---- Data provided

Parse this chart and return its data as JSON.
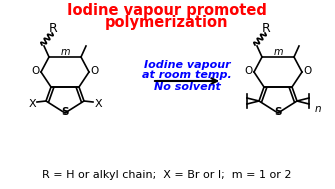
{
  "title_line1": "Iodine vapour promoted",
  "title_line2": "polymerization",
  "title_color": "#ff0000",
  "title_fontsize": 10.5,
  "arrow_text_line1": "Iodine vapour",
  "arrow_text_line2": "at room temp.",
  "arrow_text_line3": "No solvent",
  "arrow_text_color": "#0000ff",
  "arrow_text_fontsize": 8.0,
  "caption": "R = H or alkyl chain;  X = Br or I;  m = 1 or 2",
  "caption_fontsize": 8.0,
  "caption_color": "#000000",
  "background_color": "#ffffff",
  "structure_color": "#000000",
  "label_color": "#000000",
  "fig_width": 3.35,
  "fig_height": 1.89,
  "dpi": 100
}
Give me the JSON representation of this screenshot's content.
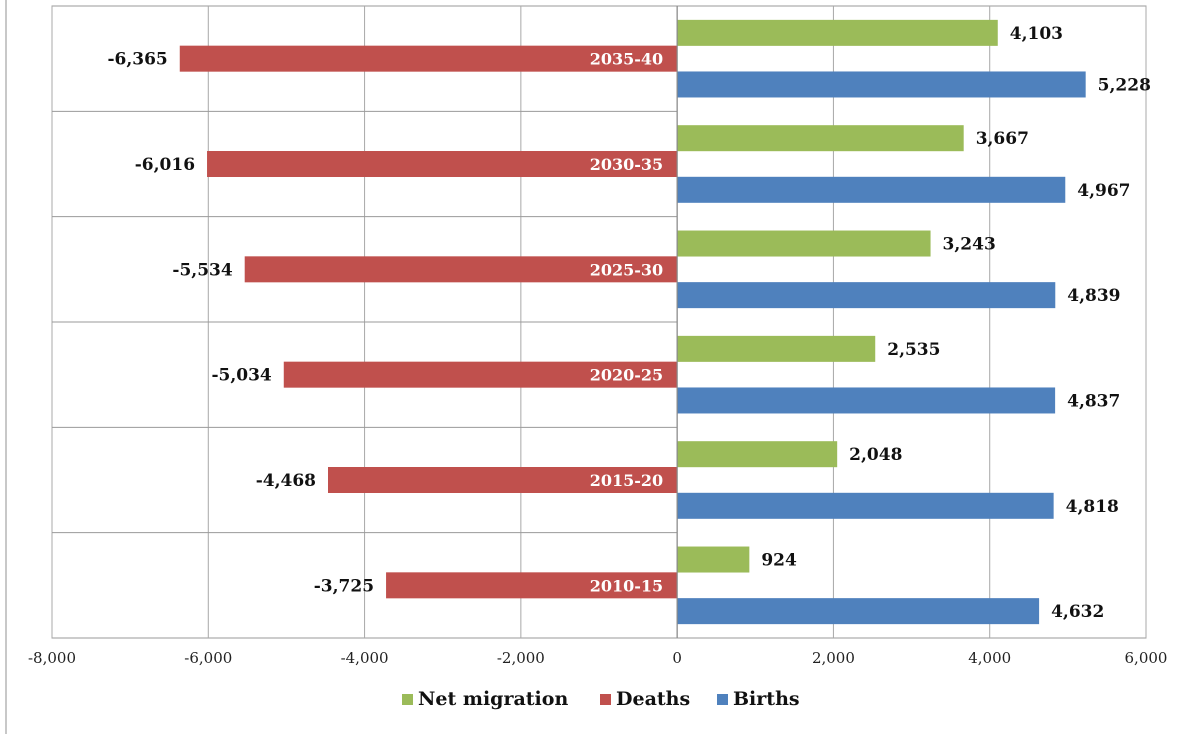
{
  "chart_data": {
    "type": "bar",
    "orientation": "horizontal",
    "categories": [
      "2010-15",
      "2015-20",
      "2020-25",
      "2025-30",
      "2030-35",
      "2035-40"
    ],
    "series": [
      {
        "name": "Net migration",
        "color": "#9bbb59",
        "values": [
          924,
          2048,
          2535,
          3243,
          3667,
          4103
        ],
        "labels": [
          "924",
          "2,048",
          "2,535",
          "3,243",
          "3,667",
          "4,103"
        ]
      },
      {
        "name": "Deaths",
        "color": "#c0504d",
        "values": [
          -3725,
          -4468,
          -5034,
          -5534,
          -6016,
          -6365
        ],
        "labels": [
          "-3,725",
          "-4,468",
          "-5,034",
          "-5,534",
          "-6,016",
          "-6,365"
        ]
      },
      {
        "name": "Births",
        "color": "#4f81bd",
        "values": [
          4632,
          4818,
          4837,
          4839,
          4967,
          5228
        ],
        "labels": [
          "4,632",
          "4,818",
          "4,837",
          "4,839",
          "4,967",
          "5,228"
        ]
      }
    ],
    "xlim": [
      -8000,
      6000
    ],
    "x_ticks": [
      -8000,
      -6000,
      -4000,
      -2000,
      0,
      2000,
      4000,
      6000
    ],
    "x_tick_labels": [
      "-8,000",
      "-6,000",
      "-4,000",
      "-2,000",
      "0",
      "2,000",
      "4,000",
      "6,000"
    ],
    "grid": true,
    "legend_position": "bottom",
    "title": "",
    "xlabel": "",
    "ylabel": ""
  }
}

--------

To be done
Omit the pictures, then output the rest of the listing exactly.

The result
Parse this chart and return its data as JSON.
{
  "title_line1": "Iodine vapour promoted",
  "title_line2": "polymerization",
  "title_color": "#ff0000",
  "title_fontsize": 10.5,
  "arrow_text_line1": "Iodine vapour",
  "arrow_text_line2": "at room temp.",
  "arrow_text_line3": "No solvent",
  "arrow_text_color": "#0000ff",
  "arrow_text_fontsize": 8.0,
  "caption": "R = H or alkyl chain;  X = Br or I;  m = 1 or 2",
  "caption_fontsize": 8.0,
  "caption_color": "#000000",
  "background_color": "#ffffff",
  "structure_color": "#000000",
  "label_color": "#000000",
  "fig_width": 3.35,
  "fig_height": 1.89,
  "dpi": 100
}
Give me the JSON representation of this screenshot's content.
{
  "chart_data": {
    "type": "bar",
    "orientation": "horizontal",
    "categories": [
      "2010-15",
      "2015-20",
      "2020-25",
      "2025-30",
      "2030-35",
      "2035-40"
    ],
    "series": [
      {
        "name": "Net migration",
        "color": "#9bbb59",
        "values": [
          924,
          2048,
          2535,
          3243,
          3667,
          4103
        ],
        "labels": [
          "924",
          "2,048",
          "2,535",
          "3,243",
          "3,667",
          "4,103"
        ]
      },
      {
        "name": "Deaths",
        "color": "#c0504d",
        "values": [
          -3725,
          -4468,
          -5034,
          -5534,
          -6016,
          -6365
        ],
        "labels": [
          "-3,725",
          "-4,468",
          "-5,034",
          "-5,534",
          "-6,016",
          "-6,365"
        ]
      },
      {
        "name": "Births",
        "color": "#4f81bd",
        "values": [
          4632,
          4818,
          4837,
          4839,
          4967,
          5228
        ],
        "labels": [
          "4,632",
          "4,818",
          "4,837",
          "4,839",
          "4,967",
          "5,228"
        ]
      }
    ],
    "xlim": [
      -8000,
      6000
    ],
    "x_ticks": [
      -8000,
      -6000,
      -4000,
      -2000,
      0,
      2000,
      4000,
      6000
    ],
    "x_tick_labels": [
      "-8,000",
      "-6,000",
      "-4,000",
      "-2,000",
      "0",
      "2,000",
      "4,000",
      "6,000"
    ],
    "grid": true,
    "legend_position": "bottom",
    "title": "",
    "xlabel": "",
    "ylabel": ""
  }
}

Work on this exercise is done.